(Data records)
┌──

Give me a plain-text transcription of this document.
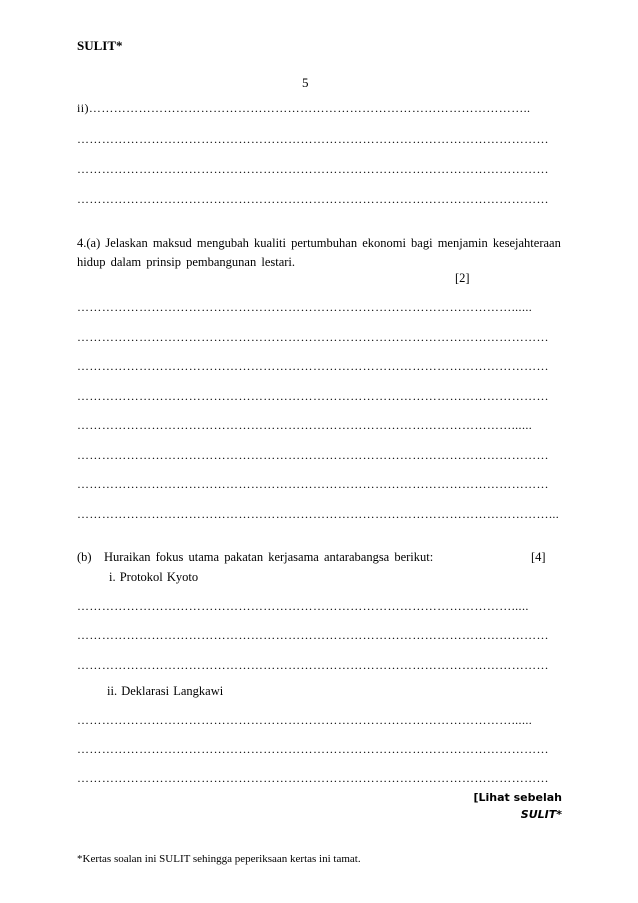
SULIT*
5
ii)……………………………………………………………………………………………..
……………………………………………………………………………………………………
……………………………………………………………………………………………………
……………………………………………………………………………………………………
4.(a) Jelaskan maksud mengubah kualiti pertumbuhan ekonomi bagi menjamin kesejahteraan
hidup dalam prinsip pembangunan lestari.
[2]
……………………………………………………………………………………………......
……………………………………………………………………………………………………
……………………………………………………………………………………………………
……………………………………………………………………………………………………
……………………………………………………………………………………………......
……………………………………………………………………………………………………
……………………………………………………………………………………………………
……………………………………………………………………………………………………...
(b) Huraikan fokus utama pakatan kerjasama antarabangsa berikut:	[4]
i. Protokol Kyoto
…………………………………………………………………………………………….....
……………………………………………………………………………………………………
……………………………………………………………………………………………………
ii. Deklarasi Langkawi
……………………………………………………………………………………………......
……………………………………………………………………………………………………
……………………………………………………………………………………………………
[Lihat sebelah
SULIT*
*Kertas soalan ini SULIT sehingga peperiksaan kertas ini tamat.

└──

*What is being asked:*
Leaving the pictures aside, transcribe the entire listing exactly.

*Reply:*
Give me a plain-text transcription of this document.
SULIT*
5
ii)……………………………………………………………………………………………..
……………………………………………………………………………………………………
……………………………………………………………………………………………………
……………………………………………………………………………………………………
4.(a) Jelaskan maksud mengubah kualiti pertumbuhan ekonomi bagi menjamin kesejahteraan
hidup dalam prinsip pembangunan lestari.
[2]
……………………………………………………………………………………………......
……………………………………………………………………………………………………
……………………………………………………………………………………………………
……………………………………………………………………………………………………
……………………………………………………………………………………………......
……………………………………………………………………………………………………
……………………………………………………………………………………………………
……………………………………………………………………………………………………...
(b) Huraikan fokus utama pakatan kerjasama antarabangsa berikut:	[4]
i. Protokol Kyoto
…………………………………………………………………………………………….....
……………………………………………………………………………………………………
……………………………………………………………………………………………………
ii. Deklarasi Langkawi
……………………………………………………………………………………………......
……………………………………………………………………………………………………
……………………………………………………………………………………………………
[Lihat sebelah
SULIT*
*Kertas soalan ini SULIT sehingga peperiksaan kertas ini tamat.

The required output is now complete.